Restate the records below word for word, and omit the images they hold.

§ §

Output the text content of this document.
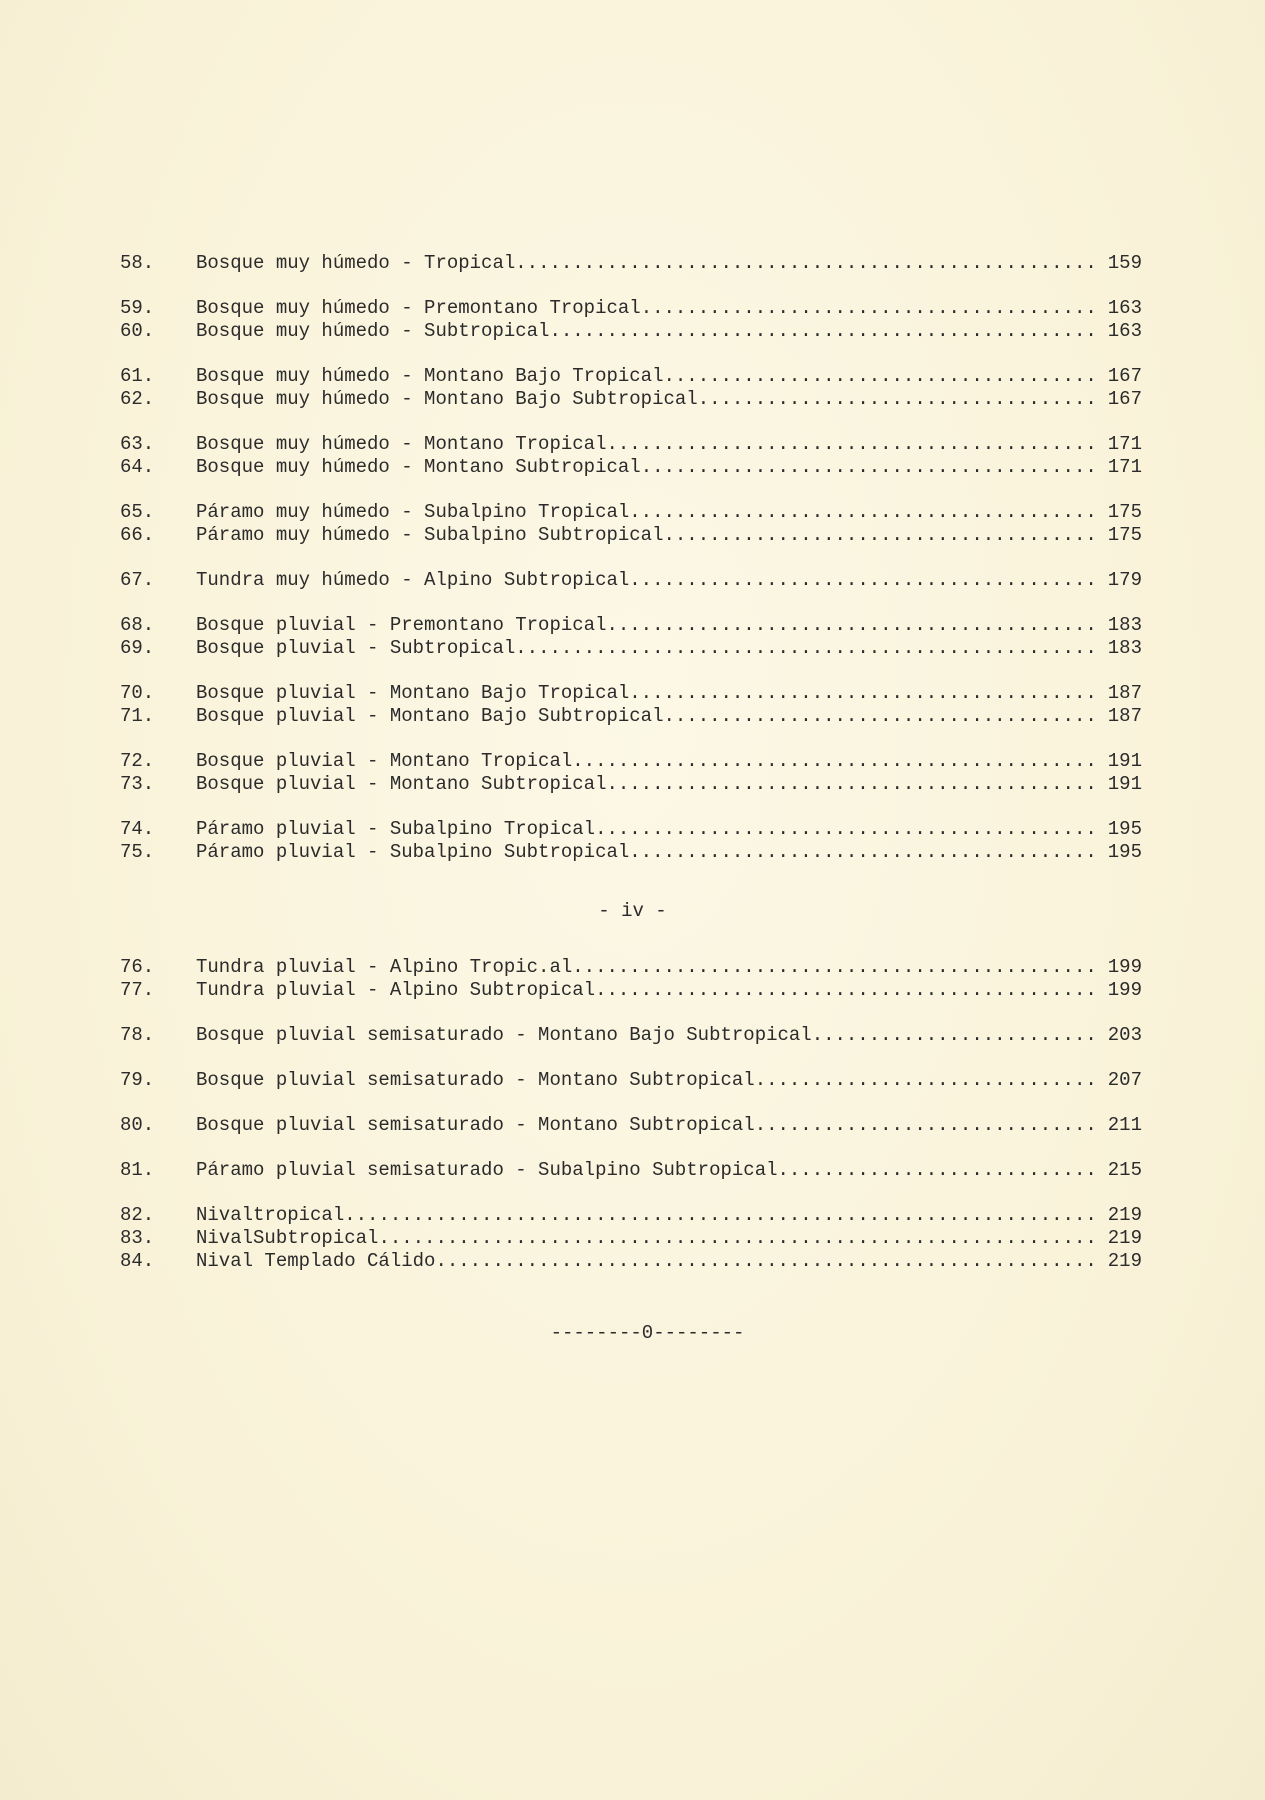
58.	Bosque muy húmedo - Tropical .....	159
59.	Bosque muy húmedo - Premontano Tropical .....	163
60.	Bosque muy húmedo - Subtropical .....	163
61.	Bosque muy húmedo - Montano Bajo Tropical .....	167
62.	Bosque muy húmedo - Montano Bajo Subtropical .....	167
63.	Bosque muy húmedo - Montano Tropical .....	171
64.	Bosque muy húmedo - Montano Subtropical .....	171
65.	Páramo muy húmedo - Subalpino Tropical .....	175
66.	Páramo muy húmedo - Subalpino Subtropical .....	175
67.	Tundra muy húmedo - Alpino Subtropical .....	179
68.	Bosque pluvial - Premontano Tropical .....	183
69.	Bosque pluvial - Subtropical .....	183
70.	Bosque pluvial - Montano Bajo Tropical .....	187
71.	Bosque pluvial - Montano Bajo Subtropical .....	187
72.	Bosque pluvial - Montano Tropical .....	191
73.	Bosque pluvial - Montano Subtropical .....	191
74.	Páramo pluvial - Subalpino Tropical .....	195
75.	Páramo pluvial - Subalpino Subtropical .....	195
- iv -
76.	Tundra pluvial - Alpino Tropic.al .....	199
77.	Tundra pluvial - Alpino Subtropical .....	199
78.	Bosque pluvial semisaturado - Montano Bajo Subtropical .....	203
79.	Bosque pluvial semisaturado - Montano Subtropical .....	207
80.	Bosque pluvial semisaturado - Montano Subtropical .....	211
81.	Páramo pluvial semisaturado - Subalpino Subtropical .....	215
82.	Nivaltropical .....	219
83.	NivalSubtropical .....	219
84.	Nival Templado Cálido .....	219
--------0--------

§ §

> Worked answer
Output the text content of this document.
58.	Bosque muy húmedo - Tropical .....	159
59.	Bosque muy húmedo - Premontano Tropical .....	163
60.	Bosque muy húmedo - Subtropical .....	163
61.	Bosque muy húmedo - Montano Bajo Tropical .....	167
62.	Bosque muy húmedo - Montano Bajo Subtropical .....	167
63.	Bosque muy húmedo - Montano Tropical .....	171
64.	Bosque muy húmedo - Montano Subtropical .....	171
65.	Páramo muy húmedo - Subalpino Tropical .....	175
66.	Páramo muy húmedo - Subalpino Subtropical .....	175
67.	Tundra muy húmedo - Alpino Subtropical .....	179
68.	Bosque pluvial - Premontano Tropical .....	183
69.	Bosque pluvial - Subtropical .....	183
70.	Bosque pluvial - Montano Bajo Tropical .....	187
71.	Bosque pluvial - Montano Bajo Subtropical .....	187
72.	Bosque pluvial - Montano Tropical .....	191
73.	Bosque pluvial - Montano Subtropical .....	191
74.	Páramo pluvial - Subalpino Tropical .....	195
75.	Páramo pluvial - Subalpino Subtropical .....	195
- iv -
76.	Tundra pluvial - Alpino Tropic.al .....	199
77.	Tundra pluvial - Alpino Subtropical .....	199
78.	Bosque pluvial semisaturado - Montano Bajo Subtropical .....	203
79.	Bosque pluvial semisaturado - Montano Subtropical .....	207
80.	Bosque pluvial semisaturado - Montano Subtropical .....	211
81.	Páramo pluvial semisaturado - Subalpino Subtropical .....	215
82.	Nivaltropical .....	219
83.	NivalSubtropical .....	219
84.	Nival Templado Cálido .....	219
--------0--------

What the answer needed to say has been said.